## WHAT IS ASKED
Search the material and gather each line with "FATF" in it.

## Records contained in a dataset

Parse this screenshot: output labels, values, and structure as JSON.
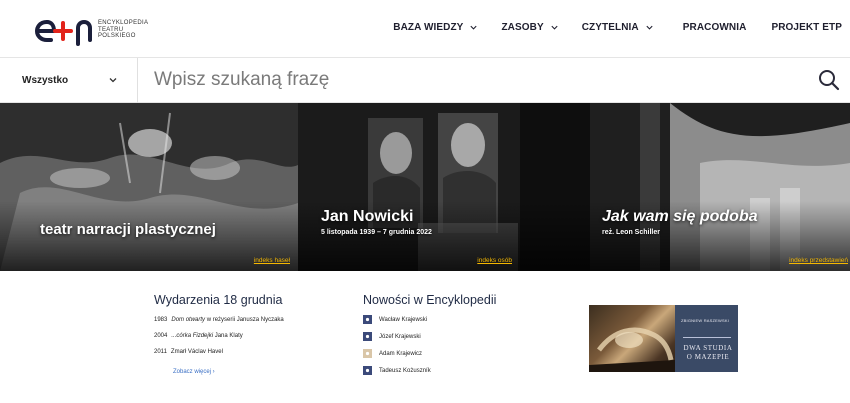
{
  "header": {
    "logo_text_lines": [
      "ENCYKLOPEDIA",
      "TEATRU",
      "POLSKIEGO"
    ],
    "nav": [
      {
        "label": "BAZA WIEDZY",
        "has_dropdown": true
      },
      {
        "label": "ZASOBY",
        "has_dropdown": true
      },
      {
        "label": "CZYTELNIA",
        "has_dropdown": true
      },
      {
        "label": "PRACOWNIA",
        "has_dropdown": false
      },
      {
        "label": "PROJEKT ETP",
        "has_dropdown": false
      }
    ]
  },
  "search": {
    "filter_label": "Wszystko",
    "placeholder": "Wpisz szukaną frazę",
    "icon": "search-icon"
  },
  "hero": [
    {
      "title": "teatr narracji plastycznej",
      "subtitle": "",
      "link": "indeks haseł"
    },
    {
      "title": "Jan Nowicki",
      "subtitle": "5 listopada 1939 – 7 grudnia 2022",
      "link": "indeks osób"
    },
    {
      "title": "Jak wam się podoba",
      "subtitle": "reż. Leon Schiller",
      "link": "indeks przedstawień"
    }
  ],
  "events": {
    "title": "Wydarzenia 18 grudnia",
    "items": [
      {
        "year": "1983",
        "italic": "Dom otwarty",
        "rest": " w reżyserii Janusza Nyczaka"
      },
      {
        "year": "2004",
        "italic": "...córka Fizdejki",
        "rest": " Jana Klaty"
      },
      {
        "year": "2011",
        "italic": "",
        "rest": "Zmarł Václav Havel"
      }
    ],
    "see_more": "Zobacz więcej ›"
  },
  "news": {
    "title": "Nowości w Encyklopedii",
    "items": [
      {
        "label": "Wacław Krajewski",
        "icon_color": "#3b4a7a"
      },
      {
        "label": "Józef Krajewski",
        "icon_color": "#3b4a7a"
      },
      {
        "label": "Adam Krajewicz",
        "icon_color": "#d9c6a8"
      },
      {
        "label": "Tadeusz Kożuszník",
        "icon_color": "#3b4a7a"
      }
    ]
  },
  "book": {
    "author": "ZBIGNIEW RASZEWSKI",
    "title_lines": [
      "DWA STUDIA",
      "O MAZEPIE"
    ]
  },
  "colors": {
    "nav_text": "#1f1f2e",
    "accent_link": "#f5b800",
    "see_more": "#3a6fc4",
    "book_cover": "#3a4a66"
  }
}
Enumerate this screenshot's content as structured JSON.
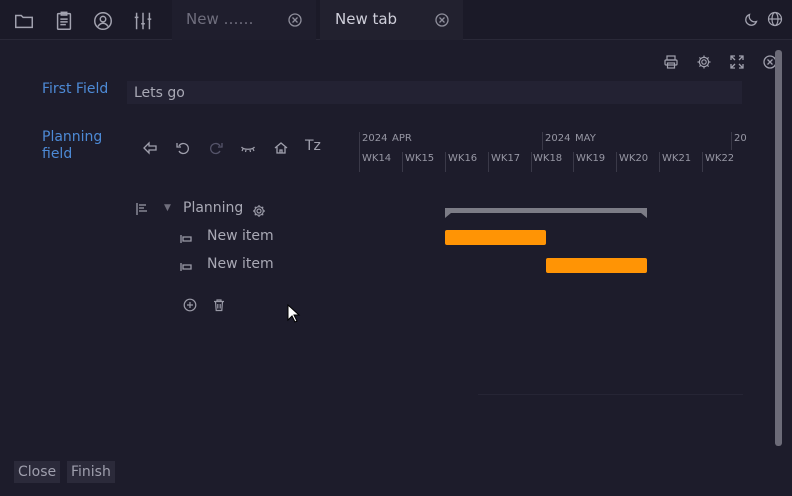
{
  "toolbar": {
    "icons": [
      "folder-icon",
      "clipboard-icon",
      "user-circle-icon",
      "sliders-icon",
      "moon-icon",
      "globe-icon"
    ]
  },
  "tabs": [
    {
      "label": "New ……",
      "active": false
    },
    {
      "label": "New tab",
      "active": true
    }
  ],
  "panel_controls": [
    "print-icon",
    "settings-icon",
    "fullscreen-icon",
    "close-icon"
  ],
  "form": {
    "first_field": {
      "label": "First Field",
      "value": "Lets go"
    },
    "planning_field": {
      "label": "Planning field"
    }
  },
  "planning": {
    "tools": {
      "tz_label": "Tz"
    },
    "timeline": {
      "months": [
        {
          "year": "2024",
          "month": "APR"
        },
        {
          "year": "2024",
          "month": "MAY"
        },
        {
          "year": "20",
          "month": ""
        }
      ],
      "weeks": [
        "WK14",
        "WK15",
        "WK16",
        "WK17",
        "WK18",
        "WK19",
        "WK20",
        "WK21",
        "WK22"
      ]
    },
    "group": {
      "label": "Planning"
    },
    "items": [
      {
        "label": "New item"
      },
      {
        "label": "New item"
      }
    ],
    "colors": {
      "task_bar": "#ff9405",
      "summary_bar": "#7c7c86"
    }
  },
  "footer": {
    "close_label": "Close",
    "finish_label": "Finish"
  },
  "theme": {
    "background": "#1d1c2b",
    "accent_label": "#4d8ad6"
  }
}
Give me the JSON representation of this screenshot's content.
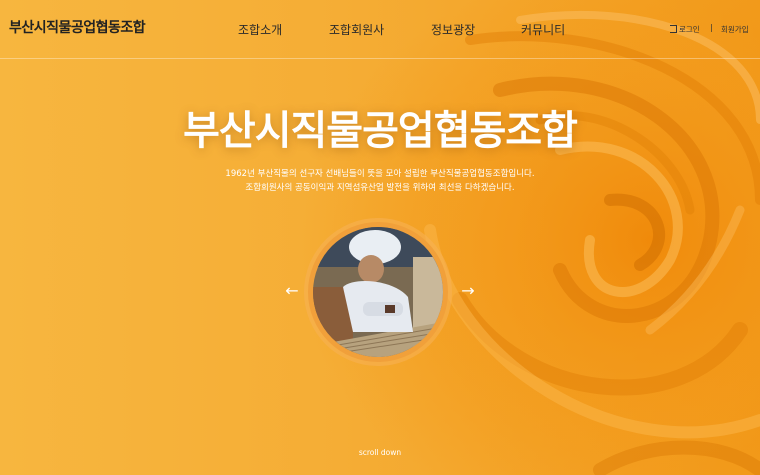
{
  "header": {
    "logo": "부산시직물공업협동조합",
    "nav": [
      "조합소개",
      "조합회원사",
      "정보광장",
      "커뮤니티"
    ],
    "login": "로그인",
    "separator": "|",
    "signup": "회원가입"
  },
  "hero": {
    "title": "부산시직물공업협동조합",
    "desc_line1": "1962년 부산직물의 선구자 선배님들이 뜻을 모아 설립한 부산직물공업협동조합입니다.",
    "desc_line2": "조합회원사의 공동이익과 지역섬유산업 발전을 위하여 최선을 다하겠습니다.",
    "prev_icon": "arrow-left-icon",
    "next_icon": "arrow-right-icon",
    "prev_glyph": "←",
    "next_glyph": "→",
    "scroll": "scroll down"
  },
  "colors": {
    "background": "#f4a92e",
    "fabric": "#f29318",
    "text_light": "#ffffff",
    "text_dark": "#222222"
  }
}
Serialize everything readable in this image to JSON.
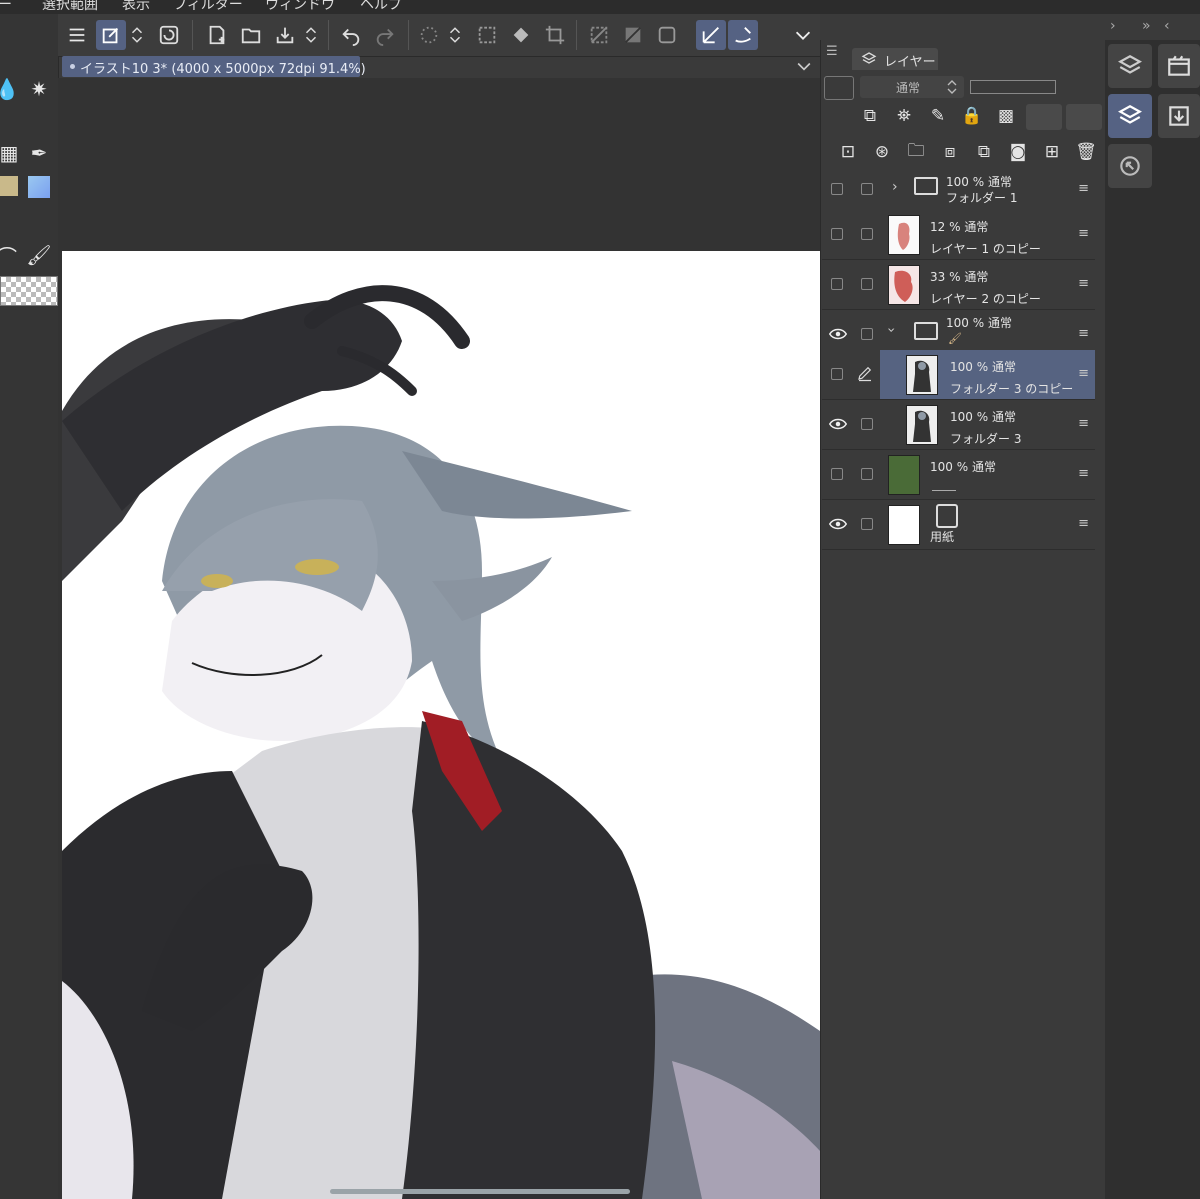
{
  "menu": {
    "items": [
      "ー",
      "選択範囲",
      "表示",
      "フィルター",
      "ウィンドウ",
      "ヘルプ"
    ]
  },
  "document": {
    "tab_title": "イラスト10 3* (4000 x 5000px 72dpi 91.4%)"
  },
  "layer_panel": {
    "tab_label": "レイヤー",
    "blend_mode": "通常",
    "layers": [
      {
        "opacity": "100 %",
        "mode": "通常",
        "name": "フォルダー 1",
        "type": "folder",
        "visible": false,
        "expanded": false
      },
      {
        "opacity": "12 %",
        "mode": "通常",
        "name": "レイヤー 1 のコピー",
        "type": "raster",
        "visible": false
      },
      {
        "opacity": "33 %",
        "mode": "通常",
        "name": "レイヤー 2 のコピー",
        "type": "raster",
        "visible": false
      },
      {
        "opacity": "100 %",
        "mode": "通常",
        "name": "",
        "type": "folder",
        "visible": true,
        "expanded": true
      },
      {
        "opacity": "100 %",
        "mode": "通常",
        "name": "フォルダー 3 のコピー",
        "type": "raster",
        "visible": false,
        "selected": true,
        "editing": true
      },
      {
        "opacity": "100 %",
        "mode": "通常",
        "name": "フォルダー 3",
        "type": "raster",
        "visible": true
      },
      {
        "opacity": "100 %",
        "mode": "通常",
        "name": "",
        "type": "fill",
        "visible": false,
        "color": "#4a6b37"
      },
      {
        "opacity": "",
        "mode": "",
        "name": "用紙",
        "type": "paper",
        "visible": true
      }
    ]
  },
  "colors": {
    "accent": "#556283",
    "panel_bg": "#3a3a3a",
    "fill_layer": "#4a6b37"
  }
}
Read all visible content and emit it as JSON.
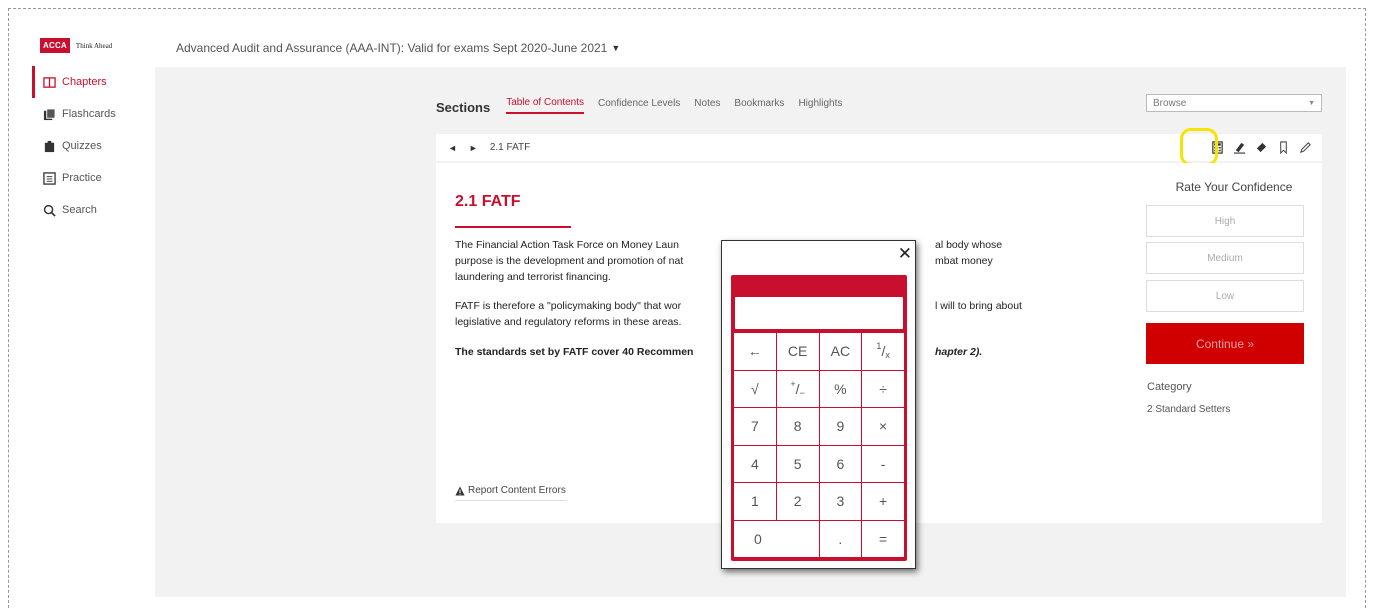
{
  "brand": {
    "logo_text": "ACCA",
    "tagline": "Think Ahead",
    "accent_color": "#c8102e"
  },
  "nav": {
    "items": [
      {
        "label": "Chapters",
        "icon": "book-icon",
        "active": true
      },
      {
        "label": "Flashcards",
        "icon": "flashcards-icon",
        "active": false
      },
      {
        "label": "Quizzes",
        "icon": "quiz-icon",
        "active": false
      },
      {
        "label": "Practice",
        "icon": "practice-icon",
        "active": false
      },
      {
        "label": "Search",
        "icon": "search-icon",
        "active": false
      }
    ]
  },
  "course": {
    "title": "Advanced Audit and Assurance (AAA-INT): Valid for exams Sept 2020-June 2021"
  },
  "sections": {
    "label": "Sections",
    "tabs": [
      {
        "label": "Table of Contents",
        "active": true
      },
      {
        "label": "Confidence Levels",
        "active": false
      },
      {
        "label": "Notes",
        "active": false
      },
      {
        "label": "Bookmarks",
        "active": false
      },
      {
        "label": "Highlights",
        "active": false
      }
    ],
    "browse": {
      "value": "Browse"
    }
  },
  "toolbar": {
    "prev": "◄",
    "next": "►",
    "breadcrumb": "2.1 FATF",
    "icons": [
      "calculator-icon",
      "highlighter-icon",
      "eraser-icon",
      "bookmark-icon",
      "pencil-icon"
    ]
  },
  "content": {
    "title": "2.1 FATF",
    "paragraphs": [
      "The Financial Action Task Force on Money Laun",
      "al body whose",
      "purpose is the development and promotion of nat",
      "mbat money",
      "laundering and terrorist financing.",
      "FATF is therefore a \"policymaking body\" that wor",
      "l will to bring about",
      "legislative and regulatory reforms in these areas.",
      "The standards set by FATF cover 40 Recommen",
      "hapter 2)."
    ],
    "report_link": "Report Content Errors"
  },
  "confidence": {
    "title": "Rate Your Confidence",
    "options": [
      "High",
      "Medium",
      "Low"
    ],
    "continue_label": "Continue »",
    "category_label": "Category",
    "category_value": "2 Standard Setters"
  },
  "calculator": {
    "close": "✕",
    "display": "",
    "keys": [
      "←",
      "CE",
      "AC",
      "1/x",
      "√",
      "+/-",
      "%",
      "÷",
      "7",
      "8",
      "9",
      "×",
      "4",
      "5",
      "6",
      "-",
      "1",
      "2",
      "3",
      "+",
      "0",
      ".",
      "="
    ]
  }
}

## FINAL ANSWER
    "breadcrumb": "2.1 FATF",
    "title": "2.1 FATF",
      "FATF is therefore a \"policymaking body\" that wor",
      "The standards set by FATF cover 40 Recommen",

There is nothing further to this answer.